* Start Input data *

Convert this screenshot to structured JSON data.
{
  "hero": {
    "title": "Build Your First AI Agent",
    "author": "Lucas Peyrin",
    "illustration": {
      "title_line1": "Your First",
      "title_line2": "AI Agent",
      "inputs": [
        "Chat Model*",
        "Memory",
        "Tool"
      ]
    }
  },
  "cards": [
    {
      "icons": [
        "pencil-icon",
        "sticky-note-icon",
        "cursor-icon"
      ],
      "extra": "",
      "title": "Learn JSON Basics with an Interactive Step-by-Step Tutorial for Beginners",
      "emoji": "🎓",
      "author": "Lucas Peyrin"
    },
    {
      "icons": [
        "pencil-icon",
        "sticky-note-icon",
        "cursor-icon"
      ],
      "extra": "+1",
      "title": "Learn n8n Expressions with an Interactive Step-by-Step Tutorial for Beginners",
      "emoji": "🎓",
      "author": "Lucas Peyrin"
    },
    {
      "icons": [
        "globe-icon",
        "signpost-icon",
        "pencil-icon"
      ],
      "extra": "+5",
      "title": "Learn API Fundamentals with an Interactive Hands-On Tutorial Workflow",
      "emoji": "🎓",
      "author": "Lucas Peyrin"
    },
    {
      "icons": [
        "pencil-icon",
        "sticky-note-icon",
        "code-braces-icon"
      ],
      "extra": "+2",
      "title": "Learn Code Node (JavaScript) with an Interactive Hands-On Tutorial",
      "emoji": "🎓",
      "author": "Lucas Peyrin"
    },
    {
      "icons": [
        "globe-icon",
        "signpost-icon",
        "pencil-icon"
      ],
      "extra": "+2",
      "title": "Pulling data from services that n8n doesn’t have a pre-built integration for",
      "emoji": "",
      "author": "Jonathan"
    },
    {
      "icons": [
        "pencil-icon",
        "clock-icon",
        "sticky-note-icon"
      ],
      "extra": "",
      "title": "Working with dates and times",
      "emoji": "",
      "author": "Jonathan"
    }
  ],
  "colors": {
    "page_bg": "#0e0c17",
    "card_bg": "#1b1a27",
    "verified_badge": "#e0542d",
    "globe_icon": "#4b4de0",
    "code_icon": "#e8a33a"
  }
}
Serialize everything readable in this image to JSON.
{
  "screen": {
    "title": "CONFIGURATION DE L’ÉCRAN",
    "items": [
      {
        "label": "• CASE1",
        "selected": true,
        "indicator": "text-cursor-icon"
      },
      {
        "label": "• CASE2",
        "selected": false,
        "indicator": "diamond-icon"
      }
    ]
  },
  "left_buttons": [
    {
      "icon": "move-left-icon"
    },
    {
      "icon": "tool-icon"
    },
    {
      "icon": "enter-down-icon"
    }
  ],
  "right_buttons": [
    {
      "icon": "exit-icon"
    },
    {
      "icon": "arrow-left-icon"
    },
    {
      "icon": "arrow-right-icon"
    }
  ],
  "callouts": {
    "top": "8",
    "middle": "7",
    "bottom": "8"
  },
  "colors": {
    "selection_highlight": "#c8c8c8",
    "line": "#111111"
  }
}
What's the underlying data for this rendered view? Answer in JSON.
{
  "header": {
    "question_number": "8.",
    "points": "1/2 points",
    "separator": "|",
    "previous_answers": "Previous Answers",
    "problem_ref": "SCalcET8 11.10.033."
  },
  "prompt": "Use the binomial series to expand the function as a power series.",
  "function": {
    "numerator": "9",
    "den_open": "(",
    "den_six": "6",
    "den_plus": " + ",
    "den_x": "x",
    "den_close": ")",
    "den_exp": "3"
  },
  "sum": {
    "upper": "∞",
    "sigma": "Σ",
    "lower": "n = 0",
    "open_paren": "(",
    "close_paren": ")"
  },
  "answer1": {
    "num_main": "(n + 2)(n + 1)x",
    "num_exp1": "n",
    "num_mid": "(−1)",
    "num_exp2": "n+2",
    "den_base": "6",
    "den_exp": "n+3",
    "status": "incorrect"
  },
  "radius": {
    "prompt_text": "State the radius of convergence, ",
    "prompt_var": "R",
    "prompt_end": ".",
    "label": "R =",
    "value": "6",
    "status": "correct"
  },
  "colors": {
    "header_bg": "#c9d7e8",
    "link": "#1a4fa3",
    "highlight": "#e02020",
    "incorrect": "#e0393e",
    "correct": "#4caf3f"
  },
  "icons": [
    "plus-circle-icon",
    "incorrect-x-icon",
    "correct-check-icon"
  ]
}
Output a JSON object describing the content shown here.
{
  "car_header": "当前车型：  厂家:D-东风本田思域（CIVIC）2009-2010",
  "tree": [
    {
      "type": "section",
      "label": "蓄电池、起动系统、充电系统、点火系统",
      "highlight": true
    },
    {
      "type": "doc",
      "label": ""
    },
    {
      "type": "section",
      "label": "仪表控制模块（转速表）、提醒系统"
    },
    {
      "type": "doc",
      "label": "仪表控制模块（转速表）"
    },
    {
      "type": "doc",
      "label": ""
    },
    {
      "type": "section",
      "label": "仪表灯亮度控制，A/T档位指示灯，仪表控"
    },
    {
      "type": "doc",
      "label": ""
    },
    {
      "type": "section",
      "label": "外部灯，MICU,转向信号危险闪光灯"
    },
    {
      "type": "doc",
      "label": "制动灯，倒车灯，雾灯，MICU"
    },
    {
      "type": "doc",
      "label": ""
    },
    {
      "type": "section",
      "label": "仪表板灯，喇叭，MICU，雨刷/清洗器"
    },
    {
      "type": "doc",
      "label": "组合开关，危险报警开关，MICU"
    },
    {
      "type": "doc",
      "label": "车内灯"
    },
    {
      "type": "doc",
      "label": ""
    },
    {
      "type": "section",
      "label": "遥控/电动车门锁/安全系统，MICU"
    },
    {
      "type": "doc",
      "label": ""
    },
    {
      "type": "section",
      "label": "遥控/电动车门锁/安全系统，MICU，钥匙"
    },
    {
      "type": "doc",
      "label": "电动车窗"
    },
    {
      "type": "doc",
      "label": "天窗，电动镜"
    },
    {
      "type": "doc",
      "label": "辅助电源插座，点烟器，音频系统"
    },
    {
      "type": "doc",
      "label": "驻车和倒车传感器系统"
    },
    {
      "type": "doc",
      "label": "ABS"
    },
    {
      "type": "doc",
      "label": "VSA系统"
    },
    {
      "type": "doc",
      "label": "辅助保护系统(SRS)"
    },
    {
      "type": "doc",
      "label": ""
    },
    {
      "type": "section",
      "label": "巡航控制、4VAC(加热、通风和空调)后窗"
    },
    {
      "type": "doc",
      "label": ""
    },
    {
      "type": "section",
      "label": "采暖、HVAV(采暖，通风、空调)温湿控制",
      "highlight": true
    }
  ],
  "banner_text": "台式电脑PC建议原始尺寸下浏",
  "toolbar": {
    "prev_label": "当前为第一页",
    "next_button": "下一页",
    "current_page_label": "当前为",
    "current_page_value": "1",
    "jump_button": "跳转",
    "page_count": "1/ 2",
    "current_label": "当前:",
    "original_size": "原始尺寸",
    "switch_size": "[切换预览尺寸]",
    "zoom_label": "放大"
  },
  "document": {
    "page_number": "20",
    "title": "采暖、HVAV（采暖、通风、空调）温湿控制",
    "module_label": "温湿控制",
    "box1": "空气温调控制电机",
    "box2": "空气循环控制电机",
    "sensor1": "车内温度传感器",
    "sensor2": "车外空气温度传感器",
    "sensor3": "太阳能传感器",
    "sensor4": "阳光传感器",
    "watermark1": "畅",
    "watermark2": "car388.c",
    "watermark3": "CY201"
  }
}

* End Input data *

Instruction:
All of the records must be repeated exactly.

Task answer:
Convert this screenshot to structured JSON data.
{
  "hero": {
    "title": "Build Your First AI Agent",
    "author": "Lucas Peyrin",
    "illustration": {
      "title_line1": "Your First",
      "title_line2": "AI Agent",
      "inputs": [
        "Chat Model*",
        "Memory",
        "Tool"
      ]
    }
  },
  "cards": [
    {
      "icons": [
        "pencil-icon",
        "sticky-note-icon",
        "cursor-icon"
      ],
      "extra": "",
      "title": "Learn JSON Basics with an Interactive Step-by-Step Tutorial for Beginners",
      "emoji": "🎓",
      "author": "Lucas Peyrin"
    },
    {
      "icons": [
        "pencil-icon",
        "sticky-note-icon",
        "cursor-icon"
      ],
      "extra": "+1",
      "title": "Learn n8n Expressions with an Interactive Step-by-Step Tutorial for Beginners",
      "emoji": "🎓",
      "author": "Lucas Peyrin"
    },
    {
      "icons": [
        "globe-icon",
        "signpost-icon",
        "pencil-icon"
      ],
      "extra": "+5",
      "title": "Learn API Fundamentals with an Interactive Hands-On Tutorial Workflow",
      "emoji": "🎓",
      "author": "Lucas Peyrin"
    },
    {
      "icons": [
        "pencil-icon",
        "sticky-note-icon",
        "code-braces-icon"
      ],
      "extra": "+2",
      "title": "Learn Code Node (JavaScript) with an Interactive Hands-On Tutorial",
      "emoji": "🎓",
      "author": "Lucas Peyrin"
    },
    {
      "icons": [
        "globe-icon",
        "signpost-icon",
        "pencil-icon"
      ],
      "extra": "+2",
      "title": "Pulling data from services that n8n doesn’t have a pre-built integration for",
      "emoji": "",
      "author": "Jonathan"
    },
    {
      "icons": [
        "pencil-icon",
        "clock-icon",
        "sticky-note-icon"
      ],
      "extra": "",
      "title": "Working with dates and times",
      "emoji": "",
      "author": "Jonathan"
    }
  ],
  "colors": {
    "page_bg": "#0e0c17",
    "card_bg": "#1b1a27",
    "verified_badge": "#e0542d",
    "globe_icon": "#4b4de0",
    "code_icon": "#e8a33a"
  }
}
Serialize everything readable in this image to JSON.
{
  "screen": {
    "title": "CONFIGURATION DE L’ÉCRAN",
    "items": [
      {
        "label": "• CASE1",
        "selected": true,
        "indicator": "text-cursor-icon"
      },
      {
        "label": "• CASE2",
        "selected": false,
        "indicator": "diamond-icon"
      }
    ]
  },
  "left_buttons": [
    {
      "icon": "move-left-icon"
    },
    {
      "icon": "tool-icon"
    },
    {
      "icon": "enter-down-icon"
    }
  ],
  "right_buttons": [
    {
      "icon": "exit-icon"
    },
    {
      "icon": "arrow-left-icon"
    },
    {
      "icon": "arrow-right-icon"
    }
  ],
  "callouts": {
    "top": "8",
    "middle": "7",
    "bottom": "8"
  },
  "colors": {
    "selection_highlight": "#c8c8c8",
    "line": "#111111"
  }
}
What's the underlying data for this rendered view? Answer in JSON.
{
  "header": {
    "question_number": "8.",
    "points": "1/2 points",
    "separator": "|",
    "previous_answers": "Previous Answers",
    "problem_ref": "SCalcET8 11.10.033."
  },
  "prompt": "Use the binomial series to expand the function as a power series.",
  "function": {
    "numerator": "9",
    "den_open": "(",
    "den_six": "6",
    "den_plus": " + ",
    "den_x": "x",
    "den_close": ")",
    "den_exp": "3"
  },
  "sum": {
    "upper": "∞",
    "sigma": "Σ",
    "lower": "n = 0",
    "open_paren": "(",
    "close_paren": ")"
  },
  "answer1": {
    "num_main": "(n + 2)(n + 1)x",
    "num_exp1": "n",
    "num_mid": "(−1)",
    "num_exp2": "n+2",
    "den_base": "6",
    "den_exp": "n+3",
    "status": "incorrect"
  },
  "radius": {
    "prompt_text": "State the radius of convergence, ",
    "prompt_var": "R",
    "prompt_end": ".",
    "label": "R =",
    "value": "6",
    "status": "correct"
  },
  "colors": {
    "header_bg": "#c9d7e8",
    "link": "#1a4fa3",
    "highlight": "#e02020",
    "incorrect": "#e0393e",
    "correct": "#4caf3f"
  },
  "icons": [
    "plus-circle-icon",
    "incorrect-x-icon",
    "correct-check-icon"
  ]
}
Output a JSON object describing the content shown here.
{
  "car_header": "当前车型：  厂家:D-东风本田思域（CIVIC）2009-2010",
  "tree": [
    {
      "type": "section",
      "label": "蓄电池、起动系统、充电系统、点火系统",
      "highlight": true
    },
    {
      "type": "doc",
      "label": ""
    },
    {
      "type": "section",
      "label": "仪表控制模块（转速表）、提醒系统"
    },
    {
      "type": "doc",
      "label": "仪表控制模块（转速表）"
    },
    {
      "type": "doc",
      "label": ""
    },
    {
      "type": "section",
      "label": "仪表灯亮度控制，A/T档位指示灯，仪表控"
    },
    {
      "type": "doc",
      "label": ""
    },
    {
      "type": "section",
      "label": "外部灯，MICU,转向信号危险闪光灯"
    },
    {
      "type": "doc",
      "label": "制动灯，倒车灯，雾灯，MICU"
    },
    {
      "type": "doc",
      "label": ""
    },
    {
      "type": "section",
      "label": "仪表板灯，喇叭，MICU，雨刷/清洗器"
    },
    {
      "type": "doc",
      "label": "组合开关，危险报警开关，MICU"
    },
    {
      "type": "doc",
      "label": "车内灯"
    },
    {
      "type": "doc",
      "label": ""
    },
    {
      "type": "section",
      "label": "遥控/电动车门锁/安全系统，MICU"
    },
    {
      "type": "doc",
      "label": ""
    },
    {
      "type": "section",
      "label": "遥控/电动车门锁/安全系统，MICU，钥匙"
    },
    {
      "type": "doc",
      "label": "电动车窗"
    },
    {
      "type": "doc",
      "label": "天窗，电动镜"
    },
    {
      "type": "doc",
      "label": "辅助电源插座，点烟器，音频系统"
    },
    {
      "type": "doc",
      "label": "驻车和倒车传感器系统"
    },
    {
      "type": "doc",
      "label": "ABS"
    },
    {
      "type": "doc",
      "label": "VSA系统"
    },
    {
      "type": "doc",
      "label": "辅助保护系统(SRS)"
    },
    {
      "type": "doc",
      "label": ""
    },
    {
      "type": "section",
      "label": "巡航控制、4VAC(加热、通风和空调)后窗"
    },
    {
      "type": "doc",
      "label": ""
    },
    {
      "type": "section",
      "label": "采暖、HVAV(采暖，通风、空调)温湿控制",
      "highlight": true
    }
  ],
  "banner_text": "台式电脑PC建议原始尺寸下浏",
  "toolbar": {
    "prev_label": "当前为第一页",
    "next_button": "下一页",
    "current_page_label": "当前为",
    "current_page_value": "1",
    "jump_button": "跳转",
    "page_count": "1/ 2",
    "current_label": "当前:",
    "original_size": "原始尺寸",
    "switch_size": "[切换预览尺寸]",
    "zoom_label": "放大"
  },
  "document": {
    "page_number": "20",
    "title": "采暖、HVAV（采暖、通风、空调）温湿控制",
    "module_label": "温湿控制",
    "box1": "空气温调控制电机",
    "box2": "空气循环控制电机",
    "sensor1": "车内温度传感器",
    "sensor2": "车外空气温度传感器",
    "sensor3": "太阳能传感器",
    "sensor4": "阳光传感器",
    "watermark1": "畅",
    "watermark2": "car388.c",
    "watermark3": "CY201"
  }
}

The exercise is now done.